Written problem: All lines holding the string "this" are to be shown.

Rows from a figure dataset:

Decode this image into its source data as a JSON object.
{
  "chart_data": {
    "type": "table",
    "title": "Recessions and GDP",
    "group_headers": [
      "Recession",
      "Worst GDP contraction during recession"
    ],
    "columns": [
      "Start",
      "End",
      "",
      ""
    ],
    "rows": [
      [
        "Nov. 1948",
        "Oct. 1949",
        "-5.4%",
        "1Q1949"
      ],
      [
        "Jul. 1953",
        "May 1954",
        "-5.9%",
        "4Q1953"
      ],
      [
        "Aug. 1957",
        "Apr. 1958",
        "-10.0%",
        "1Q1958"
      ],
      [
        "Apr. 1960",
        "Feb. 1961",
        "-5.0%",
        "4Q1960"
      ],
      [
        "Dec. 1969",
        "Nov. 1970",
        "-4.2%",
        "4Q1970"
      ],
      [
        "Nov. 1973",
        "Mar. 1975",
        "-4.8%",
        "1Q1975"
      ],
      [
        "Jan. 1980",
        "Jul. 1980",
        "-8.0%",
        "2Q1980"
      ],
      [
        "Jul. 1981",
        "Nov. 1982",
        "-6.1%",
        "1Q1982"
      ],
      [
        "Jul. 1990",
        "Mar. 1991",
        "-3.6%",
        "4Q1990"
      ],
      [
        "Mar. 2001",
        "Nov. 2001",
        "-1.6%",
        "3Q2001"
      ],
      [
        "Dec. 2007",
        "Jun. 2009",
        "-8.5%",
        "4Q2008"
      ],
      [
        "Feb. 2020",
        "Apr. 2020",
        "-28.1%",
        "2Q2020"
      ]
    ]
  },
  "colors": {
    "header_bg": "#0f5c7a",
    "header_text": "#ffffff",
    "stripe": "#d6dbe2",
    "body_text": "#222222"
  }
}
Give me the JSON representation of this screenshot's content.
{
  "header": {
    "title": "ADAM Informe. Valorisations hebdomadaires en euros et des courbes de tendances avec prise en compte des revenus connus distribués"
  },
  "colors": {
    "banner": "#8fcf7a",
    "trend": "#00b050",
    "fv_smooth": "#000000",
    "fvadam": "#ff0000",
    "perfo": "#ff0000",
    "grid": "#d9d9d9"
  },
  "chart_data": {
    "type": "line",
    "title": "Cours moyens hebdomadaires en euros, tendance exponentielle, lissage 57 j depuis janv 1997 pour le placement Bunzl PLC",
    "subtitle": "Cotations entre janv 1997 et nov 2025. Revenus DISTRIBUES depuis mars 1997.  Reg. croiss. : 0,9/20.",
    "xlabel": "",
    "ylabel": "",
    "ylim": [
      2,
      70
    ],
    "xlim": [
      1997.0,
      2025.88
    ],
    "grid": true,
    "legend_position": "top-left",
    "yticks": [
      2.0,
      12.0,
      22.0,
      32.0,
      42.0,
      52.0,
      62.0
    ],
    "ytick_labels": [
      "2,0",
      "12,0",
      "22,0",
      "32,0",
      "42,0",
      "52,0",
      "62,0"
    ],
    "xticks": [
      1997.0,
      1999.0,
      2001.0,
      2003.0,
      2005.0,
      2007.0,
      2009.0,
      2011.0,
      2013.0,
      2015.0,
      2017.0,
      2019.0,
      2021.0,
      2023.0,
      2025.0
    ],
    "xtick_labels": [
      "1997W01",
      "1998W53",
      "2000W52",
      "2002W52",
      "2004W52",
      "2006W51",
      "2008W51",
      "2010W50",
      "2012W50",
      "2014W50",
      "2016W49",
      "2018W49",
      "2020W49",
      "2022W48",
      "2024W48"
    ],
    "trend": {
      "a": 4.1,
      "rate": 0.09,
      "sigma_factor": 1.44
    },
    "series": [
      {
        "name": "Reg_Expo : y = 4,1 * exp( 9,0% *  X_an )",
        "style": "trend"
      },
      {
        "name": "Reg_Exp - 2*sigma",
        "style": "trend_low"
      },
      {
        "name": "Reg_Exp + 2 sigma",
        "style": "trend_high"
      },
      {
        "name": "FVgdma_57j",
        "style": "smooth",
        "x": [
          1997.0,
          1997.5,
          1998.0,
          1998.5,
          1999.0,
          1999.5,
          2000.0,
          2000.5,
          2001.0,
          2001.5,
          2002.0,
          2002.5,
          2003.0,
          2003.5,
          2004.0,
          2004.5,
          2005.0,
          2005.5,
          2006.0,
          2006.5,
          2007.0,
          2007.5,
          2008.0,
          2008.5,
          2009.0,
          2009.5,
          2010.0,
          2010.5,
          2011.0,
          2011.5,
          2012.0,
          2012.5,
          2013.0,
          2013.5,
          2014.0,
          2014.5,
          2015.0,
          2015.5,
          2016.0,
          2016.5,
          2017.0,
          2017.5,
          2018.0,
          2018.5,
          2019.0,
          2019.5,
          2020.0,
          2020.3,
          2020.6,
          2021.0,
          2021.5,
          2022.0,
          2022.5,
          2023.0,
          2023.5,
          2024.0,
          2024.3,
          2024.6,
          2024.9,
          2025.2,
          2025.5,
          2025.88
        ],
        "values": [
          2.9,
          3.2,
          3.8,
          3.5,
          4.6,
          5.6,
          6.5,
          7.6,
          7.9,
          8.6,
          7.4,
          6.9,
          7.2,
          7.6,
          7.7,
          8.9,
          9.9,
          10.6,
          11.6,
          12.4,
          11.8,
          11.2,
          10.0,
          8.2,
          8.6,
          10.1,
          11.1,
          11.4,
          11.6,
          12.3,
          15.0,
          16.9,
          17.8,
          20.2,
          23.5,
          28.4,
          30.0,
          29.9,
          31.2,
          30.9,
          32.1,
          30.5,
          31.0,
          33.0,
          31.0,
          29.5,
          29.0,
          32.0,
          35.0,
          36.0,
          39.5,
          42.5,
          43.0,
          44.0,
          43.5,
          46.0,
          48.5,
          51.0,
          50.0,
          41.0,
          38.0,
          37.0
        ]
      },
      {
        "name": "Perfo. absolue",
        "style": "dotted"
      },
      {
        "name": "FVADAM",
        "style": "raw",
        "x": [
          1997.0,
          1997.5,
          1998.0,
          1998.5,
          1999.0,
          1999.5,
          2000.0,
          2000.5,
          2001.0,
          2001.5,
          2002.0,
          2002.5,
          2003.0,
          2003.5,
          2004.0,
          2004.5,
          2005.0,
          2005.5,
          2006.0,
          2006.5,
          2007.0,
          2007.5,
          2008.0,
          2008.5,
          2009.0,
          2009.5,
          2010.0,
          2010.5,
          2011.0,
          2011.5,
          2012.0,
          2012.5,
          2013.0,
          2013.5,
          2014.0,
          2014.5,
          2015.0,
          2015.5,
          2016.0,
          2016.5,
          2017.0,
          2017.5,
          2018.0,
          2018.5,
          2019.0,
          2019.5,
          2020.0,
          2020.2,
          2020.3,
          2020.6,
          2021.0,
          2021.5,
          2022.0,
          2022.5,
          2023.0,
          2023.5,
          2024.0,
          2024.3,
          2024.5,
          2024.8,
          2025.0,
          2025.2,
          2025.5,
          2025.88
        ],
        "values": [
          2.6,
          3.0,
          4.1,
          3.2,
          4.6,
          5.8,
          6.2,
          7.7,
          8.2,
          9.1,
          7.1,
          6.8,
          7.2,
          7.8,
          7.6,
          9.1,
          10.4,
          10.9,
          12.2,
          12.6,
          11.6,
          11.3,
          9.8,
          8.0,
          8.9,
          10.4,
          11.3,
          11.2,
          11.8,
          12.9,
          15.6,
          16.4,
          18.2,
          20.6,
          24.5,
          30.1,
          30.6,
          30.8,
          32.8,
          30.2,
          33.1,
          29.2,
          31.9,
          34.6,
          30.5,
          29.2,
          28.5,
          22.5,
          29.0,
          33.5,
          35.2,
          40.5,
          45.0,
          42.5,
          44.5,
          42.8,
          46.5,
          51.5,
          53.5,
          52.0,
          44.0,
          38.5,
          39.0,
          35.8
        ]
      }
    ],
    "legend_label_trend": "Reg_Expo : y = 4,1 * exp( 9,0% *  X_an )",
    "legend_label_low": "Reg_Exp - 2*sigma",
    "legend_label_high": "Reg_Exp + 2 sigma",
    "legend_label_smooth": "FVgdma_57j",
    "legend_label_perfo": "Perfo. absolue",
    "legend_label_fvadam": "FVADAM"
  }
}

The solution:
Decode this image into its source data as a JSON object.
Give me the JSON representation of this screenshot's content.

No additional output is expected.